Figure collection entries:
[START]

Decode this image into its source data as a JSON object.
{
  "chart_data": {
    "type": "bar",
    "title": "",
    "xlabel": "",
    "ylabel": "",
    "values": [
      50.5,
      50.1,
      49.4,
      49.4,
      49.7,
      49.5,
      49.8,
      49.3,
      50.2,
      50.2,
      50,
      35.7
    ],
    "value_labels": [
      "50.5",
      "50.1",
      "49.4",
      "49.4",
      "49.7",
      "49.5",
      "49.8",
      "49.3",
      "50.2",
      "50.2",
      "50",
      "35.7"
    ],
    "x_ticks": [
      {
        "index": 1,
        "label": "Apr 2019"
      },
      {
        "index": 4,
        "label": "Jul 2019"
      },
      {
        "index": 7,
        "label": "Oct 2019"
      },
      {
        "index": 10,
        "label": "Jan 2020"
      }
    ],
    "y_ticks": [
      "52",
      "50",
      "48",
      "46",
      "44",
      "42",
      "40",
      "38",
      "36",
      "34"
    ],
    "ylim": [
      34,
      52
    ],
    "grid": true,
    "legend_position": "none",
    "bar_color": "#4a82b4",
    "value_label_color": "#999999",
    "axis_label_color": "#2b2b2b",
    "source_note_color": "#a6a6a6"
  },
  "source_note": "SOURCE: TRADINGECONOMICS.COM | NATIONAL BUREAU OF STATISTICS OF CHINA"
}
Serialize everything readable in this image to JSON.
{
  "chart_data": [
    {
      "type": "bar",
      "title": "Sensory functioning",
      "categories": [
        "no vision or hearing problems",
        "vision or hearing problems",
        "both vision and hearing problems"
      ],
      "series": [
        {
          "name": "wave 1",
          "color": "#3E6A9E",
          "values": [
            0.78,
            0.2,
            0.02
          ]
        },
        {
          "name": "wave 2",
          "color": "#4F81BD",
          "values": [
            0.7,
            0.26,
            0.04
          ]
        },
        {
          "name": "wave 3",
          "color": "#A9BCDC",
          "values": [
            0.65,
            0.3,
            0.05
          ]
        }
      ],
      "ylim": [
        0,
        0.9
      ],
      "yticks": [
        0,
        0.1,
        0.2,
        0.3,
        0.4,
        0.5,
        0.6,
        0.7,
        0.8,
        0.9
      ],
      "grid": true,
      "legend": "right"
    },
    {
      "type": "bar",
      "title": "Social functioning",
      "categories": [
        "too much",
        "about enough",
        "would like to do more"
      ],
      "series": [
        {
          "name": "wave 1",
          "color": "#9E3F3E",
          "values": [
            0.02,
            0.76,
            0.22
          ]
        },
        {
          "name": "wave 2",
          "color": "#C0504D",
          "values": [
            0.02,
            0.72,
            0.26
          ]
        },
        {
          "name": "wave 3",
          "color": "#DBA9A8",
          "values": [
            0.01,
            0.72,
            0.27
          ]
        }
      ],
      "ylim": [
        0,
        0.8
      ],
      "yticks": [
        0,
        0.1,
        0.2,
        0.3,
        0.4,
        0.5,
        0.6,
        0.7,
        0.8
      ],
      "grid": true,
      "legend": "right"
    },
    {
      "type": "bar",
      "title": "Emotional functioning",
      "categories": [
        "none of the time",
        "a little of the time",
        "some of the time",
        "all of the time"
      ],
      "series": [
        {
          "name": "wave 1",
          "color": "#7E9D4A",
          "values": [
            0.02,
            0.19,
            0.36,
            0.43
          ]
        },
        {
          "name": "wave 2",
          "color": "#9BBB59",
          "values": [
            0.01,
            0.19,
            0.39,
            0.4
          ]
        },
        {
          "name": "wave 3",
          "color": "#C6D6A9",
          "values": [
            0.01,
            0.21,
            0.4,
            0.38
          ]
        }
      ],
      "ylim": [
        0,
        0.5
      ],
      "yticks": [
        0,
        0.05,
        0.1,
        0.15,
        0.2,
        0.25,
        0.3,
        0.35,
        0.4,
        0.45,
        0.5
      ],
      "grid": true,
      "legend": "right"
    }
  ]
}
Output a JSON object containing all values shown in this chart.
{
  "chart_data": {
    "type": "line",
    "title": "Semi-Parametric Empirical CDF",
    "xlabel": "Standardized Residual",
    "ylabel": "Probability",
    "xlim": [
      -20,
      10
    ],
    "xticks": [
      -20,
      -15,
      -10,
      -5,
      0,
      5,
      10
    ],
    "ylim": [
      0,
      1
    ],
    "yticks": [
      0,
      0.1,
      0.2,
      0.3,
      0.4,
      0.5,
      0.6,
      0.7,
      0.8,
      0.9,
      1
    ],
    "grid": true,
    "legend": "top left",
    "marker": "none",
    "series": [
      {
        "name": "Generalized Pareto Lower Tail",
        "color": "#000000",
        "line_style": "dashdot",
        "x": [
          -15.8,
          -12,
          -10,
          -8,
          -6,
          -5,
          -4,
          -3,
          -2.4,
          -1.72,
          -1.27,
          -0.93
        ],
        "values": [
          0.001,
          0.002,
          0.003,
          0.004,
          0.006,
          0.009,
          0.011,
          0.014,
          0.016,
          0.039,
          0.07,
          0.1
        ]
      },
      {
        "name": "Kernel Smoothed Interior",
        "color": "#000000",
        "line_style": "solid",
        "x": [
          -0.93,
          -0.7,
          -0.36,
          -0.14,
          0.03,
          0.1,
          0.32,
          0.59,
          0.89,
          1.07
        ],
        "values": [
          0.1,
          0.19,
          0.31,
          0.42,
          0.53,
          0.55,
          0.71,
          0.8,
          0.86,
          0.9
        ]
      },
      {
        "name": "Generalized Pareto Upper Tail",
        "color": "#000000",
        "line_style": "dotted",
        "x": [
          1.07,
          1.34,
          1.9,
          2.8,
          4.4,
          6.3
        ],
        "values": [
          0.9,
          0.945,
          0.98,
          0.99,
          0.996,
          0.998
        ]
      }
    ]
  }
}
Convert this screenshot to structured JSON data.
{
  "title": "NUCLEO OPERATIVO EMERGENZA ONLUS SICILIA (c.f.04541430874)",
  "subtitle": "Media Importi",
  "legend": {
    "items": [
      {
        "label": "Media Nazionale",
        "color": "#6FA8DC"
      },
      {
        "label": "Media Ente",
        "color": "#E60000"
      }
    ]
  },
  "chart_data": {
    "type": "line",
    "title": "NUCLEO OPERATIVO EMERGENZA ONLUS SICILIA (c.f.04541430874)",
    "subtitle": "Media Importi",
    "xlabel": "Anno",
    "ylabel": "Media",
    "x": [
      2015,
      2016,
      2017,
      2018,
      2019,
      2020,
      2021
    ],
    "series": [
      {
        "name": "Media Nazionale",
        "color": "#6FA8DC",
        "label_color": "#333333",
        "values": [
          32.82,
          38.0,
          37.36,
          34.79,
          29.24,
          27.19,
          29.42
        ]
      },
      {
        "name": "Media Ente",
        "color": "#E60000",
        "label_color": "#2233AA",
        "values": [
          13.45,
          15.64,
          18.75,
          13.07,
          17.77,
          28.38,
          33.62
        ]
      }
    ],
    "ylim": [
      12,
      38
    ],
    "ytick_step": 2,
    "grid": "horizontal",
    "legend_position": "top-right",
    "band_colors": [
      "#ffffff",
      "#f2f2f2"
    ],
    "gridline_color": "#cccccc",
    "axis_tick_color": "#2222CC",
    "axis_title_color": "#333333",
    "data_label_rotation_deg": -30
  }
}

[END]

- [Set exercise]
Every line of the material must be returned exactly as it appears.

- [Completed exercise]
Decode this image into its source data as a JSON object.
{
  "chart_data": {
    "type": "bar",
    "title": "",
    "xlabel": "",
    "ylabel": "",
    "values": [
      50.5,
      50.1,
      49.4,
      49.4,
      49.7,
      49.5,
      49.8,
      49.3,
      50.2,
      50.2,
      50,
      35.7
    ],
    "value_labels": [
      "50.5",
      "50.1",
      "49.4",
      "49.4",
      "49.7",
      "49.5",
      "49.8",
      "49.3",
      "50.2",
      "50.2",
      "50",
      "35.7"
    ],
    "x_ticks": [
      {
        "index": 1,
        "label": "Apr 2019"
      },
      {
        "index": 4,
        "label": "Jul 2019"
      },
      {
        "index": 7,
        "label": "Oct 2019"
      },
      {
        "index": 10,
        "label": "Jan 2020"
      }
    ],
    "y_ticks": [
      "52",
      "50",
      "48",
      "46",
      "44",
      "42",
      "40",
      "38",
      "36",
      "34"
    ],
    "ylim": [
      34,
      52
    ],
    "grid": true,
    "legend_position": "none",
    "bar_color": "#4a82b4",
    "value_label_color": "#999999",
    "axis_label_color": "#2b2b2b",
    "source_note_color": "#a6a6a6"
  },
  "source_note": "SOURCE: TRADINGECONOMICS.COM | NATIONAL BUREAU OF STATISTICS OF CHINA"
}
Serialize everything readable in this image to JSON.
{
  "chart_data": [
    {
      "type": "bar",
      "title": "Sensory functioning",
      "categories": [
        "no vision or hearing problems",
        "vision or hearing problems",
        "both vision and hearing problems"
      ],
      "series": [
        {
          "name": "wave 1",
          "color": "#3E6A9E",
          "values": [
            0.78,
            0.2,
            0.02
          ]
        },
        {
          "name": "wave 2",
          "color": "#4F81BD",
          "values": [
            0.7,
            0.26,
            0.04
          ]
        },
        {
          "name": "wave 3",
          "color": "#A9BCDC",
          "values": [
            0.65,
            0.3,
            0.05
          ]
        }
      ],
      "ylim": [
        0,
        0.9
      ],
      "yticks": [
        0,
        0.1,
        0.2,
        0.3,
        0.4,
        0.5,
        0.6,
        0.7,
        0.8,
        0.9
      ],
      "grid": true,
      "legend": "right"
    },
    {
      "type": "bar",
      "title": "Social functioning",
      "categories": [
        "too much",
        "about enough",
        "would like to do more"
      ],
      "series": [
        {
          "name": "wave 1",
          "color": "#9E3F3E",
          "values": [
            0.02,
            0.76,
            0.22
          ]
        },
        {
          "name": "wave 2",
          "color": "#C0504D",
          "values": [
            0.02,
            0.72,
            0.26
          ]
        },
        {
          "name": "wave 3",
          "color": "#DBA9A8",
          "values": [
            0.01,
            0.72,
            0.27
          ]
        }
      ],
      "ylim": [
        0,
        0.8
      ],
      "yticks": [
        0,
        0.1,
        0.2,
        0.3,
        0.4,
        0.5,
        0.6,
        0.7,
        0.8
      ],
      "grid": true,
      "legend": "right"
    },
    {
      "type": "bar",
      "title": "Emotional functioning",
      "categories": [
        "none of the time",
        "a little of the time",
        "some of the time",
        "all of the time"
      ],
      "series": [
        {
          "name": "wave 1",
          "color": "#7E9D4A",
          "values": [
            0.02,
            0.19,
            0.36,
            0.43
          ]
        },
        {
          "name": "wave 2",
          "color": "#9BBB59",
          "values": [
            0.01,
            0.19,
            0.39,
            0.4
          ]
        },
        {
          "name": "wave 3",
          "color": "#C6D6A9",
          "values": [
            0.01,
            0.21,
            0.4,
            0.38
          ]
        }
      ],
      "ylim": [
        0,
        0.5
      ],
      "yticks": [
        0,
        0.05,
        0.1,
        0.15,
        0.2,
        0.25,
        0.3,
        0.35,
        0.4,
        0.45,
        0.5
      ],
      "grid": true,
      "legend": "right"
    }
  ]
}
Output a JSON object containing all values shown in this chart.
{
  "chart_data": {
    "type": "line",
    "title": "Semi-Parametric Empirical CDF",
    "xlabel": "Standardized Residual",
    "ylabel": "Probability",
    "xlim": [
      -20,
      10
    ],
    "xticks": [
      -20,
      -15,
      -10,
      -5,
      0,
      5,
      10
    ],
    "ylim": [
      0,
      1
    ],
    "yticks": [
      0,
      0.1,
      0.2,
      0.3,
      0.4,
      0.5,
      0.6,
      0.7,
      0.8,
      0.9,
      1
    ],
    "grid": true,
    "legend": "top left",
    "marker": "none",
    "series": [
      {
        "name": "Generalized Pareto Lower Tail",
        "color": "#000000",
        "line_style": "dashdot",
        "x": [
          -15.8,
          -12,
          -10,
          -8,
          -6,
          -5,
          -4,
          -3,
          -2.4,
          -1.72,
          -1.27,
          -0.93
        ],
        "values": [
          0.001,
          0.002,
          0.003,
          0.004,
          0.006,
          0.009,
          0.011,
          0.014,
          0.016,
          0.039,
          0.07,
          0.1
        ]
      },
      {
        "name": "Kernel Smoothed Interior",
        "color": "#000000",
        "line_style": "solid",
        "x": [
          -0.93,
          -0.7,
          -0.36,
          -0.14,
          0.03,
          0.1,
          0.32,
          0.59,
          0.89,
          1.07
        ],
        "values": [
          0.1,
          0.19,
          0.31,
          0.42,
          0.53,
          0.55,
          0.71,
          0.8,
          0.86,
          0.9
        ]
      },
      {
        "name": "Generalized Pareto Upper Tail",
        "color": "#000000",
        "line_style": "dotted",
        "x": [
          1.07,
          1.34,
          1.9,
          2.8,
          4.4,
          6.3
        ],
        "values": [
          0.9,
          0.945,
          0.98,
          0.99,
          0.996,
          0.998
        ]
      }
    ]
  }
}
Convert this screenshot to structured JSON data.
{
  "title": "NUCLEO OPERATIVO EMERGENZA ONLUS SICILIA (c.f.04541430874)",
  "subtitle": "Media Importi",
  "legend": {
    "items": [
      {
        "label": "Media Nazionale",
        "color": "#6FA8DC"
      },
      {
        "label": "Media Ente",
        "color": "#E60000"
      }
    ]
  },
  "chart_data": {
    "type": "line",
    "title": "NUCLEO OPERATIVO EMERGENZA ONLUS SICILIA (c.f.04541430874)",
    "subtitle": "Media Importi",
    "xlabel": "Anno",
    "ylabel": "Media",
    "x": [
      2015,
      2016,
      2017,
      2018,
      2019,
      2020,
      2021
    ],
    "series": [
      {
        "name": "Media Nazionale",
        "color": "#6FA8DC",
        "label_color": "#333333",
        "values": [
          32.82,
          38.0,
          37.36,
          34.79,
          29.24,
          27.19,
          29.42
        ]
      },
      {
        "name": "Media Ente",
        "color": "#E60000",
        "label_color": "#2233AA",
        "values": [
          13.45,
          15.64,
          18.75,
          13.07,
          17.77,
          28.38,
          33.62
        ]
      }
    ],
    "ylim": [
      12,
      38
    ],
    "ytick_step": 2,
    "grid": "horizontal",
    "legend_position": "top-right",
    "band_colors": [
      "#ffffff",
      "#f2f2f2"
    ],
    "gridline_color": "#cccccc",
    "axis_tick_color": "#2222CC",
    "axis_title_color": "#333333",
    "data_label_rotation_deg": -30
  }
}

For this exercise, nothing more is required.